Copy out every line of the data exactly.
══════════
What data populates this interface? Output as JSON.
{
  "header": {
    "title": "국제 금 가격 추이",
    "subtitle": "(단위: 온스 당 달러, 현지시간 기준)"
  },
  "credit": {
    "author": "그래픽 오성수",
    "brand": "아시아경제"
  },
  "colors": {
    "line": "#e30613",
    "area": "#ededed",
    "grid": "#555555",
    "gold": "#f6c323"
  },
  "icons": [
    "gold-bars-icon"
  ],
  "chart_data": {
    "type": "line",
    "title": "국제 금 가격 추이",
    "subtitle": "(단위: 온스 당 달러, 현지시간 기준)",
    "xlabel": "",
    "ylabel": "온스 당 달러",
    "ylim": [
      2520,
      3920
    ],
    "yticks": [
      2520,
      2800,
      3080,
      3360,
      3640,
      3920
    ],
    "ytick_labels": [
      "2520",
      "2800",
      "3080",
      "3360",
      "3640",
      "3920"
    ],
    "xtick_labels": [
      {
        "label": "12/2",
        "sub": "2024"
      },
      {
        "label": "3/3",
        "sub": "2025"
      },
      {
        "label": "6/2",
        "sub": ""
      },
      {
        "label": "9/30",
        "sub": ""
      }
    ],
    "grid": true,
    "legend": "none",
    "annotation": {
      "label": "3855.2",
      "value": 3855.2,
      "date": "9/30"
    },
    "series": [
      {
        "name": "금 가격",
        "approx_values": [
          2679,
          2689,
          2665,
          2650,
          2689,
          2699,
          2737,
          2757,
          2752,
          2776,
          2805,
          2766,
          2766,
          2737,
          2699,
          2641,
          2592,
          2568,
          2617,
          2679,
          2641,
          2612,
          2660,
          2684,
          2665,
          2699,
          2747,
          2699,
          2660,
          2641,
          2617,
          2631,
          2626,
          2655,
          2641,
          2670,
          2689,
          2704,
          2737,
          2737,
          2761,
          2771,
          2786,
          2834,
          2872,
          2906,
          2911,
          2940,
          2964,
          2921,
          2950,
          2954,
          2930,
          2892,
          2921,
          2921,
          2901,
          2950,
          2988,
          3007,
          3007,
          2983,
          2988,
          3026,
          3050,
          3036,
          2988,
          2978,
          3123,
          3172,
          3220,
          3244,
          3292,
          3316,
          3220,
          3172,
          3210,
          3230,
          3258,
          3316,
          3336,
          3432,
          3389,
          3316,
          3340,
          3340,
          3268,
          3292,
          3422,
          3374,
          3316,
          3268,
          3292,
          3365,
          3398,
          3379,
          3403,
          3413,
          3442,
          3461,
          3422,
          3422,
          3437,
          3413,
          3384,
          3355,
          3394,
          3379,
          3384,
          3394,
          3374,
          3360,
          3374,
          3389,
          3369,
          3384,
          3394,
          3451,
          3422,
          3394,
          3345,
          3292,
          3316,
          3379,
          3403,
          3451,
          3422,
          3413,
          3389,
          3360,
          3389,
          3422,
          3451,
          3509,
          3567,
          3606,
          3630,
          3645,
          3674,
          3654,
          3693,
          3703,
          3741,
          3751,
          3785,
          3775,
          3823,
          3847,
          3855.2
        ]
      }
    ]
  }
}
══════════
▸ **SOLUTION FOR THIS EXERCISE**
What data populates this interface? Output as JSON.
{
  "header": {
    "title": "국제 금 가격 추이",
    "subtitle": "(단위: 온스 당 달러, 현지시간 기준)"
  },
  "credit": {
    "author": "그래픽 오성수",
    "brand": "아시아경제"
  },
  "colors": {
    "line": "#e30613",
    "area": "#ededed",
    "grid": "#555555",
    "gold": "#f6c323"
  },
  "icons": [
    "gold-bars-icon"
  ],
  "chart_data": {
    "type": "line",
    "title": "국제 금 가격 추이",
    "subtitle": "(단위: 온스 당 달러, 현지시간 기준)",
    "xlabel": "",
    "ylabel": "온스 당 달러",
    "ylim": [
      2520,
      3920
    ],
    "yticks": [
      2520,
      2800,
      3080,
      3360,
      3640,
      3920
    ],
    "ytick_labels": [
      "2520",
      "2800",
      "3080",
      "3360",
      "3640",
      "3920"
    ],
    "xtick_labels": [
      {
        "label": "12/2",
        "sub": "2024"
      },
      {
        "label": "3/3",
        "sub": "2025"
      },
      {
        "label": "6/2",
        "sub": ""
      },
      {
        "label": "9/30",
        "sub": ""
      }
    ],
    "grid": true,
    "legend": "none",
    "annotation": {
      "label": "3855.2",
      "value": 3855.2,
      "date": "9/30"
    },
    "series": [
      {
        "name": "금 가격",
        "approx_values": [
          2679,
          2689,
          2665,
          2650,
          2689,
          2699,
          2737,
          2757,
          2752,
          2776,
          2805,
          2766,
          2766,
          2737,
          2699,
          2641,
          2592,
          2568,
          2617,
          2679,
          2641,
          2612,
          2660,
          2684,
          2665,
          2699,
          2747,
          2699,
          2660,
          2641,
          2617,
          2631,
          2626,
          2655,
          2641,
          2670,
          2689,
          2704,
          2737,
          2737,
          2761,
          2771,
          2786,
          2834,
          2872,
          2906,
          2911,
          2940,
          2964,
          2921,
          2950,
          2954,
          2930,
          2892,
          2921,
          2921,
          2901,
          2950,
          2988,
          3007,
          3007,
          2983,
          2988,
          3026,
          3050,
          3036,
          2988,
          2978,
          3123,
          3172,
          3220,
          3244,
          3292,
          3316,
          3220,
          3172,
          3210,
          3230,
          3258,
          3316,
          3336,
          3432,
          3389,
          3316,
          3340,
          3340,
          3268,
          3292,
          3422,
          3374,
          3316,
          3268,
          3292,
          3365,
          3398,
          3379,
          3403,
          3413,
          3442,
          3461,
          3422,
          3422,
          3437,
          3413,
          3384,
          3355,
          3394,
          3379,
          3384,
          3394,
          3374,
          3360,
          3374,
          3389,
          3369,
          3384,
          3394,
          3451,
          3422,
          3394,
          3345,
          3292,
          3316,
          3379,
          3403,
          3451,
          3422,
          3413,
          3389,
          3360,
          3389,
          3422,
          3451,
          3509,
          3567,
          3606,
          3630,
          3645,
          3674,
          3654,
          3693,
          3703,
          3741,
          3751,
          3785,
          3775,
          3823,
          3847,
          3855.2
        ]
      }
    ]
  }
}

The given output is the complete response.